TASK TO COMPLETE: Return the listing below word for word.

MATERIAL FOR THIS EXERCISE:
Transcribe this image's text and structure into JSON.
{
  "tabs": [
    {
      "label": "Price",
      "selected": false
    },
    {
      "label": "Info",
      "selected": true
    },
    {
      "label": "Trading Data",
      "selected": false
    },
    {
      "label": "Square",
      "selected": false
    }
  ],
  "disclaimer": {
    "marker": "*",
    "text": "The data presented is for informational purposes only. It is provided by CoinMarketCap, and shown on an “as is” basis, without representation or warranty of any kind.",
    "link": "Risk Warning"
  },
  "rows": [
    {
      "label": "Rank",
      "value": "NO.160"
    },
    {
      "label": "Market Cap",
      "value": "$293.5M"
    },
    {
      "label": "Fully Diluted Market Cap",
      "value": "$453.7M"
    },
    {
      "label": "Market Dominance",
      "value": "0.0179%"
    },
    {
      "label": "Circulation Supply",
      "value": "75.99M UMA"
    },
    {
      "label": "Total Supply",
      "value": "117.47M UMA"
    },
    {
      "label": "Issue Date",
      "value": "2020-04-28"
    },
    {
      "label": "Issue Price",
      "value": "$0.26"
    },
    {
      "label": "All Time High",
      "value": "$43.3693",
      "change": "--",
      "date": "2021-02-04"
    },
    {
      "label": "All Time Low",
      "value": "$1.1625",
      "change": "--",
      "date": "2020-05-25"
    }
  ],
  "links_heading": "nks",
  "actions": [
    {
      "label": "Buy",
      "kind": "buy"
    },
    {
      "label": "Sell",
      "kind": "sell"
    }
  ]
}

ANSWER FOR THE TASK:
Transcribe this image's text and structure into JSON.
{
  "tabs": [
    {
      "label": "Price",
      "selected": false
    },
    {
      "label": "Info",
      "selected": true
    },
    {
      "label": "Trading Data",
      "selected": false
    },
    {
      "label": "Square",
      "selected": false
    }
  ],
  "disclaimer": {
    "marker": "*",
    "text": "The data presented is for informational purposes only. It is provided by CoinMarketCap, and shown on an “as is” basis, without representation or warranty of any kind.",
    "link": "Risk Warning"
  },
  "rows": [
    {
      "label": "Rank",
      "value": "NO.160"
    },
    {
      "label": "Market Cap",
      "value": "$293.5M"
    },
    {
      "label": "Fully Diluted Market Cap",
      "value": "$453.7M"
    },
    {
      "label": "Market Dominance",
      "value": "0.0179%"
    },
    {
      "label": "Circulation Supply",
      "value": "75.99M UMA"
    },
    {
      "label": "Total Supply",
      "value": "117.47M UMA"
    },
    {
      "label": "Issue Date",
      "value": "2020-04-28"
    },
    {
      "label": "Issue Price",
      "value": "$0.26"
    },
    {
      "label": "All Time High",
      "value": "$43.3693",
      "change": "--",
      "date": "2021-02-04"
    },
    {
      "label": "All Time Low",
      "value": "$1.1625",
      "change": "--",
      "date": "2020-05-25"
    }
  ],
  "links_heading": "nks",
  "actions": [
    {
      "label": "Buy",
      "kind": "buy"
    },
    {
      "label": "Sell",
      "kind": "sell"
    }
  ]
}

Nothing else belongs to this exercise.